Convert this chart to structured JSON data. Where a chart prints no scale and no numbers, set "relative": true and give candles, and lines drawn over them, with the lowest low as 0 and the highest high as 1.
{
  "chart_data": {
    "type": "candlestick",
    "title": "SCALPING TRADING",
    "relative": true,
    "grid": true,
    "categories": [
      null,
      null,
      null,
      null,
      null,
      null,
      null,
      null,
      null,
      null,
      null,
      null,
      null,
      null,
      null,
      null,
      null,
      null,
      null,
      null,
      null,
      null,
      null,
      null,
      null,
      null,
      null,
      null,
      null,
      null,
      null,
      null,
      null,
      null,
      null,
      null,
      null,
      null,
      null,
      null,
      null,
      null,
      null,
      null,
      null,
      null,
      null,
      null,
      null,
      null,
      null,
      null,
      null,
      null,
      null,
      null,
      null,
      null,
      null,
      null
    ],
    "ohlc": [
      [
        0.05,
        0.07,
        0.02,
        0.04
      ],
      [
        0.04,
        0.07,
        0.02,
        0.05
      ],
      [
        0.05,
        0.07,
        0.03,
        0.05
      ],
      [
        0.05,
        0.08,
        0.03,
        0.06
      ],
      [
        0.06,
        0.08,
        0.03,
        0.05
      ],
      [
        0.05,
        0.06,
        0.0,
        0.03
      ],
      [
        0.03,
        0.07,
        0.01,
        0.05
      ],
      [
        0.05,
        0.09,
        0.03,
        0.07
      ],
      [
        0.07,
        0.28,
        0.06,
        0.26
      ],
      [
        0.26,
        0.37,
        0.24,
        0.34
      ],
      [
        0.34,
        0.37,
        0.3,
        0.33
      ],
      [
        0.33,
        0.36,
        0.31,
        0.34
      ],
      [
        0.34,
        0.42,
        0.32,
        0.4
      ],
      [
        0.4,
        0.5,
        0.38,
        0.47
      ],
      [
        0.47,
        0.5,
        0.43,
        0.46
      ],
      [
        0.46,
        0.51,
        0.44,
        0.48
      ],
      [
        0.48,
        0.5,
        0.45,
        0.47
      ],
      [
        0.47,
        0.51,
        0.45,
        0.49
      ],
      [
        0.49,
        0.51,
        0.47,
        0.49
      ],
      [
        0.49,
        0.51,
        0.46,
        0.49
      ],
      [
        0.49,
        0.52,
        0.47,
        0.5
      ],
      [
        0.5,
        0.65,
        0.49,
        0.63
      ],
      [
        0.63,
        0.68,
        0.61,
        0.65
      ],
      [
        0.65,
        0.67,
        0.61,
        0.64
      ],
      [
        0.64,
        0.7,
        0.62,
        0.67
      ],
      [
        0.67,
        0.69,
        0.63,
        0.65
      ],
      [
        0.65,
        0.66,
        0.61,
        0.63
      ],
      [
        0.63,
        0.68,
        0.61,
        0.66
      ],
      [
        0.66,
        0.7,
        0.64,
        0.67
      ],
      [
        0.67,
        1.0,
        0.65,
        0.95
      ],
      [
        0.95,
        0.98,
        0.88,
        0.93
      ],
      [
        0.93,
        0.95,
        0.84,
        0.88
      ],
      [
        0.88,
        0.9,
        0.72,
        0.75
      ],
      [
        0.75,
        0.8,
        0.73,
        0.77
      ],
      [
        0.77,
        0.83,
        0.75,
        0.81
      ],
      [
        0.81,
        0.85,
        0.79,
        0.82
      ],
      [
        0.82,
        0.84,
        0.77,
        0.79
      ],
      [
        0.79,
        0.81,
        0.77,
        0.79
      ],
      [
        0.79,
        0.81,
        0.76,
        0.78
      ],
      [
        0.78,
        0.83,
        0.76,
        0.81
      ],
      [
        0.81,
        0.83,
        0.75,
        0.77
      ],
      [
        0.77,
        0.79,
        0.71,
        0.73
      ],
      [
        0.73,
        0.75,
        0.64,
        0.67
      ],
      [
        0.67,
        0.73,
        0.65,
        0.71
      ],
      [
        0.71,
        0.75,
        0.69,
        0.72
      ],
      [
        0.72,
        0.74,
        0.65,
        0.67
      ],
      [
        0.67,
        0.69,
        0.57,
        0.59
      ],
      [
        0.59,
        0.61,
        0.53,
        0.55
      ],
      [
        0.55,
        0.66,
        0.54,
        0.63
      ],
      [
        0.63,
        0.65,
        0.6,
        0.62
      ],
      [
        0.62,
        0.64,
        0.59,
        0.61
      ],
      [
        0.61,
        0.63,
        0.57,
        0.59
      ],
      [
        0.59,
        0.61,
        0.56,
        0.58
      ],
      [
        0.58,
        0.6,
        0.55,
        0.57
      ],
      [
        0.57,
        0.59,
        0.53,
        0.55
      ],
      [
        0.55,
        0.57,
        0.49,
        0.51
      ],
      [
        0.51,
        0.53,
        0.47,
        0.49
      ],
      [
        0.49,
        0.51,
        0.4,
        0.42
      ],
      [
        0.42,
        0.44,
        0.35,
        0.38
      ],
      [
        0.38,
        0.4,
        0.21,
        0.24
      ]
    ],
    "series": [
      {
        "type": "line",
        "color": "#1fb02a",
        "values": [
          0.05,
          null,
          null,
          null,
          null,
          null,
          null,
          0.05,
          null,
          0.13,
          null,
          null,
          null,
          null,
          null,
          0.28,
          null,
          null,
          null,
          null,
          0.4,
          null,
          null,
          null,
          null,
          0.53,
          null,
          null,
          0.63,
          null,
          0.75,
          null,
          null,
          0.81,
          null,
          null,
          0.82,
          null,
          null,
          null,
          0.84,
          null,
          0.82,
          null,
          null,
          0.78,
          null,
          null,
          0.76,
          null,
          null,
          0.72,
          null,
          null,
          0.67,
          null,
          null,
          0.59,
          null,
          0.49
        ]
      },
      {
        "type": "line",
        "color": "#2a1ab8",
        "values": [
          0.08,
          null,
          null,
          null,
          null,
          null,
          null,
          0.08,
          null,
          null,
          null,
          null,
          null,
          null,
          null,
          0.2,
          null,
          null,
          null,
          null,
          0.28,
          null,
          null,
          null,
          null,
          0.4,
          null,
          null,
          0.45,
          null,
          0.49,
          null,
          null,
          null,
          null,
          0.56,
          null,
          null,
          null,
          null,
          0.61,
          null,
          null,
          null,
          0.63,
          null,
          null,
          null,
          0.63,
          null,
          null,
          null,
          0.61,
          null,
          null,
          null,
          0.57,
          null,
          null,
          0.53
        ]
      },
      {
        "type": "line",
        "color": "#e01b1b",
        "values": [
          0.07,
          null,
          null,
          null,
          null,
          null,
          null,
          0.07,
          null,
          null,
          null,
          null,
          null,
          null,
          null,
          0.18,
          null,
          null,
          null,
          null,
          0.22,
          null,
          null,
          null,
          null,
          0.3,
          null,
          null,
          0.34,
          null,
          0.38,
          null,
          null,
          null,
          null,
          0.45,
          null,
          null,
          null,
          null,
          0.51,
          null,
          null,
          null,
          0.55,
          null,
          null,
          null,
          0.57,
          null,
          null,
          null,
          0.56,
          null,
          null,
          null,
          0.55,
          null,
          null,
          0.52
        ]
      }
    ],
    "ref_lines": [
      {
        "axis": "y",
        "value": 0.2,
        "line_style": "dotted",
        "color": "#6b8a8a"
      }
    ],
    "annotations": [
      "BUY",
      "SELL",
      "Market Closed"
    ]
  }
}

== == ==

Task details: Copy, from the material above, each line in which the string "color" occurs.

Final answer:
        "color": "#1fb02a",
        "color": "#2a1ab8",
        "color": "#e01b1b",
        "color": "#6b8a8a"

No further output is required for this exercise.